_What to do:_ Repeat the listing in full, word for word.

_Supplied material:_
☆ ☆ ☆ ☆

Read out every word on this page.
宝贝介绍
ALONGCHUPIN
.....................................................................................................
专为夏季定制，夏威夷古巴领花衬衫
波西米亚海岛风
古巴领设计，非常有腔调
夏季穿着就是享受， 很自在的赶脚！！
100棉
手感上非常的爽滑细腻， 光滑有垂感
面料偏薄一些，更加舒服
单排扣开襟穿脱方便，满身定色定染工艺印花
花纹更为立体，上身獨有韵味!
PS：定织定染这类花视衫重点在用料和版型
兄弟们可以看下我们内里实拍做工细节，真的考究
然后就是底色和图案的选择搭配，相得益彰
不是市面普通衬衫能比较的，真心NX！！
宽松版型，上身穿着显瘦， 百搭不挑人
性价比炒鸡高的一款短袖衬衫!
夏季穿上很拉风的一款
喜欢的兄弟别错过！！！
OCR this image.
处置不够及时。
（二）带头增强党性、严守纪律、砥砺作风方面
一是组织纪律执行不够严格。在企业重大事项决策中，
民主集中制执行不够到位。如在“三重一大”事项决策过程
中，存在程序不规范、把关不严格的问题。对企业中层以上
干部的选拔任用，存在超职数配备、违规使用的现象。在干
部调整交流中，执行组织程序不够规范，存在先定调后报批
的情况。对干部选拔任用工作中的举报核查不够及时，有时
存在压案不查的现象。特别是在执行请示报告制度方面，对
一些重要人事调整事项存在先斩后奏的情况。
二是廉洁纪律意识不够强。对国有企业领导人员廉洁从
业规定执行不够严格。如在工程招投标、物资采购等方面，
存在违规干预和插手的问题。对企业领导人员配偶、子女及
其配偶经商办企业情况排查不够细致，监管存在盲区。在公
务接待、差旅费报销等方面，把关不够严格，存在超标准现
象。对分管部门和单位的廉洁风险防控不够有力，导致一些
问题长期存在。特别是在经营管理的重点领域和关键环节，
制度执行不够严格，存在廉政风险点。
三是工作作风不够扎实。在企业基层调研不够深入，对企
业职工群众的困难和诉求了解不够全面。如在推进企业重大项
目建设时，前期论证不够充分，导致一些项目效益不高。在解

☆ ☆ ☆ ☆

_Response:_
Read out every word on this page.
宝贝介绍
ALONGCHUPIN
.....................................................................................................
专为夏季定制，夏威夷古巴领花衬衫
波西米亚海岛风
古巴领设计，非常有腔调
夏季穿着就是享受， 很自在的赶脚！！
100棉
手感上非常的爽滑细腻， 光滑有垂感
面料偏薄一些，更加舒服
单排扣开襟穿脱方便，满身定色定染工艺印花
花纹更为立体，上身獨有韵味!
PS：定织定染这类花视衫重点在用料和版型
兄弟们可以看下我们内里实拍做工细节，真的考究
然后就是底色和图案的选择搭配，相得益彰
不是市面普通衬衫能比较的，真心NX！！
宽松版型，上身穿着显瘦， 百搭不挑人
性价比炒鸡高的一款短袖衬衫!
夏季穿上很拉风的一款
喜欢的兄弟别错过！！！
OCR this image.
处置不够及时。
（二）带头增强党性、严守纪律、砥砺作风方面
一是组织纪律执行不够严格。在企业重大事项决策中，
民主集中制执行不够到位。如在“三重一大”事项决策过程
中，存在程序不规范、把关不严格的问题。对企业中层以上
干部的选拔任用，存在超职数配备、违规使用的现象。在干
部调整交流中，执行组织程序不够规范，存在先定调后报批
的情况。对干部选拔任用工作中的举报核查不够及时，有时
存在压案不查的现象。特别是在执行请示报告制度方面，对
一些重要人事调整事项存在先斩后奏的情况。
二是廉洁纪律意识不够强。对国有企业领导人员廉洁从
业规定执行不够严格。如在工程招投标、物资采购等方面，
存在违规干预和插手的问题。对企业领导人员配偶、子女及
其配偶经商办企业情况排查不够细致，监管存在盲区。在公
务接待、差旅费报销等方面，把关不够严格，存在超标准现
象。对分管部门和单位的廉洁风险防控不够有力，导致一些
问题长期存在。特别是在经营管理的重点领域和关键环节，
制度执行不够严格，存在廉政风险点。
三是工作作风不够扎实。在企业基层调研不够深入，对企
业职工群众的困难和诉求了解不够全面。如在推进企业重大项
目建设时，前期论证不够充分，导致一些项目效益不高。在解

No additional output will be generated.